Given task: For the entries that follow, state how many lines include the word "hier", giving the number and nothing else.

Records supplied:

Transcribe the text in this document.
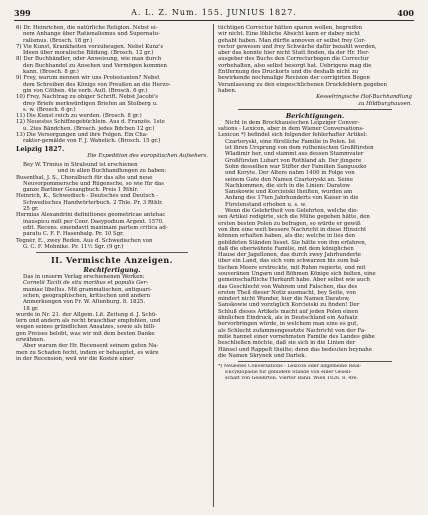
399	A. L. Z. Num. 155. JUNIUS 1827.	400
6) Dr. Heinrichen, die natürliche Religion. Nebst ei-
nem Anhange über Rationalismus und Supernatu-
ralismus. (Brosch. 18 gr.)
7) Vie Kunst, Krankheiten vorzubeugen. Nebst Kunz's
Ideen über moralische Bildung. (Brosch. 12 gr.)
8) Der Buchhändler, oder Anweisung, wie man durch
den Buchhandel zu Ansehen und Vermögen kommen
kann. (Brosch. 8 gr.)
9) Frey, warum nennen wir uns Protestanten? Nebst
dem Schreiben des Königs von Preußen an die Herzo-
gin von Cöthen. 4te verb. Aufl. (Brosch. 6 gr.)
10) Frey, Nachtrag zu obiger Schrift. Nebst Jacobi's
drey Briefe merkwürdigen Briefen an Stolberg u.
s. w. (Brosch. 6 gr.)
11) Die Kunst reich zu werden. (Brosch. 8 gr.)
12) Neuestes Schiffzegebüchlein. Aus d. Französ. 1ste
u. 2tes Bändchen. (Brosch. jedes Bdchen 12 gr.)
13) Die Versorgungen und ihre Folgen. Ein Cha-
rakter-gemälde von F. J. Wahelich. (Brosch. 15 gr.)
Leipzig 1827.
Die Expedition des europäischen Aufsehers.
Bey W. Trinius in Stralsund ist erschienen
und in allen Buchhandlungen zu haben:
Busenthal, J. S., Choralbuch für das alte und neue
Neuvorpommersche und Rügensche, so wie für das
ganze Barliner Gesangbuch. Preis 1 Rthlr.
Heinrich, K., Schwedisch - Deutsches und Deutsch -
Schwedisches Handwörterbuch. 2 Thle. Pr. 3 Rthlr.
25 gr.
Hermias Alexandrini definitiones geometricae antehac
inauspicu milt per Conr. Dasypodium Argent. 1570.
edit. Recens. emendavit maximam partem critica ad-
paratu C. F. F. Hasenbalg. Pr. 10 Sgr.
Tegnér, E., zwey Reden. Aus d. Schwedischen von
G. C. F. Mohnike. Pr. 11½ Sgr. (9 gr.)
II. Vermischte Anzeigen.
Rechtfertigung.
Das in unserm Verlag erschienenen Werken:
Cornelii Taciti de situ moribus et populis Ger-
maniae libellus. Mit grammatischen, antiquari-
schen, geographischen, kritischen und andern
Anmerkungen von Fr. W. Altenburg. 8. 1825.
18 gr.
wurde in Nr. 21. der Allgem. Lit. Zeitung d. J. Schü-
lern und andern als recht brauchbar empfohlen, und
wegen seines gründlichen Ansatzes, sowie als billi-
gen Preises belobt, was wir mit dem besten Danke
erwähnen.
Aber warum der Hr. Recensent seinem guten Na-
men zu Schaden fecht, indem er behauptet, es wäre
in der Recension, weil wir die Kosten einer
tüchtigen Correctur hätten sparen wollen, begreifen
wir nicht. Eine löbliche Absicht kann er dabey nicht
gehabt haben. Man dürfte annoven er selbst frey Cor-
rector gewesen und frey Schwäche dafür bezahlt worden,
aber das konnte hier nicht Statt finden, da der Hr. Her-
ausgeber des Buchs den Correcturbogen die Correctur
vorbehalten, also selbst besorgt hat. Uebrigens mag die
Entfernung des Druckorts und die deshalb nicht zu
bewirkende nochmalige Revision der corrigirten Bogen
Veranlassung zu den eingeschlichenen Druckfehlern gegeben
haben.
Kesselringische Hof-Buchhandlung
zu Hildburghausen.
Berichtigungen.
Nicht in dem Brockhausischen Leipziger Conver-
sations - Lexicon, aber in dem Wiener Conversations-
Lexicon *) befindet sich folgender fehlerhafter Artikel:
Czartoryski, eine fürstliche Familie in Polen. Ist
ist ihren Ursprung von dem ruthenischen Großfürsten
Wladimir her, und stammt aus dessen Stammvater
Großfürsten Lubart von Rothland ab. Der jüngere
Sohn desselben war Stifter der Familien Sanguszko
und Koryte. Der Ältere nahm 1400 in Folge von
seinem Gute den Namen Czartoryski an. Seine
Nachkommen, die sich in die Linien: Daratow
Sanskowie und Korcieiski theilten, wurden am
Anfang des 17ten Jahrhunderts von Kaiser in die
Fürstenstand erhoben u. s. w.
Wenn die Gelehrtheit von Gelehrten, welche die-
sen Artikel redigirte, sich die Mühe gegeben hätte, den
ersten besten Polen zu befragen, so würde er gewiß
von ihm eine weit bessere Nachricht in diese Hinsicht
können erhalten haben, als die; welche in lies den
gebildeten Ständen lieset. Sie hätte von ihm erfahren,
daß die oberwähnte Familie, mit dem königlichen
Hause der Jagellonen, das durch zwey Jahrhunderte
über ein Land, das sich vom schwarzen bis zum bal-
tischen Meere erstreckte, mit Ruhm regierte, und mit
souveränen Ungarn und Böhmen Könige sich bolten, eine
gemeinschaftliche Herkunft habe. Aber selbst wie auch
das Geschlecht von Wahrem und Falschen, das des
ersten Theil dieser Notiz ausmacht, bey Seite, von
mindert nicht Wunder, hier die Namen Daratow,
Sanskowie und vorzüglich Korcieiski zu finden! Der
Schluß dieses Artikels macht auf jeden Polen einen
ähnlichen Eindruck, als in Deutschland ein Aufsatz
hervorbringen würde, in welchem man eine es gut,
als Schlecht zufammengesetzte Nachricht von der Fa-
milie hannet einer vornehmsten Familie des Landes gäbe
beschließen möchte, daß sie sich in die Linien der
Hänsel und Rappelt theilte; denn das bedeuten beynahe
die Namen Skrynek und Dartek.
*) Neuestes Conversations - Lexicon oder allgemeine Real-
Encyklopädie für gebildete Stände von einer Gesell-
schaft von Gelehrten. Vierter Band. Wien 1826. 8. 4re.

Answer below: 2